Begin
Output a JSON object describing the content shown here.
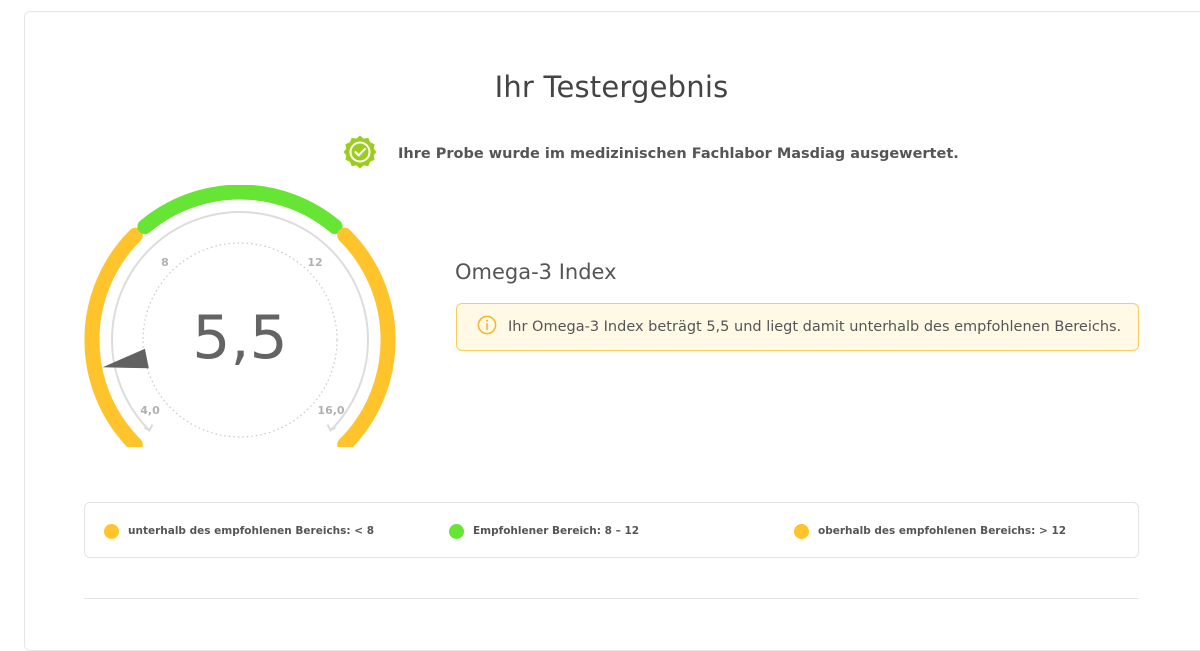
{
  "page": {
    "title": "Ihr Testergebnis"
  },
  "verification": {
    "icon": "verified-check-badge-icon",
    "text": "Ihre Probe wurde im medizinischen Fachlabor Masdiag ausgewertet."
  },
  "gauge": {
    "value_display": "5,5",
    "value": 5.5,
    "min_label": "4,0",
    "max_label": "16,0",
    "tick_low_label": "8",
    "tick_high_label": "12",
    "colors": {
      "below": "#ffc32b",
      "recommended": "#66e534",
      "above": "#ffc32b",
      "needle": "#616161"
    }
  },
  "result": {
    "title": "Omega-3 Index",
    "icon": "info-circle-icon",
    "message": "Ihr Omega-3 Index beträgt 5,5 und liegt damit unterhalb des empfohlenen Bereichs."
  },
  "legend": [
    {
      "label": "unterhalb des empfohlenen Bereichs: < 8",
      "color": "#ffc32b"
    },
    {
      "label": "Empfohlener Bereich: 8 – 12",
      "color": "#66e534"
    },
    {
      "label": "oberhalb des empfohlenen Bereichs: > 12",
      "color": "#ffc32b"
    }
  ]
}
End
→ What the task requires
Quote every record above exactly, leaving out any pictures.

→ Problem solution
Output a JSON object describing the content shown here.
{
  "page": {
    "title": "Ihr Testergebnis"
  },
  "verification": {
    "icon": "verified-check-badge-icon",
    "text": "Ihre Probe wurde im medizinischen Fachlabor Masdiag ausgewertet."
  },
  "gauge": {
    "value_display": "5,5",
    "value": 5.5,
    "min_label": "4,0",
    "max_label": "16,0",
    "tick_low_label": "8",
    "tick_high_label": "12",
    "colors": {
      "below": "#ffc32b",
      "recommended": "#66e534",
      "above": "#ffc32b",
      "needle": "#616161"
    }
  },
  "result": {
    "title": "Omega-3 Index",
    "icon": "info-circle-icon",
    "message": "Ihr Omega-3 Index beträgt 5,5 und liegt damit unterhalb des empfohlenen Bereichs."
  },
  "legend": [
    {
      "label": "unterhalb des empfohlenen Bereichs: < 8",
      "color": "#ffc32b"
    },
    {
      "label": "Empfohlener Bereich: 8 – 12",
      "color": "#66e534"
    },
    {
      "label": "oberhalb des empfohlenen Bereichs: > 12",
      "color": "#ffc32b"
    }
  ]
}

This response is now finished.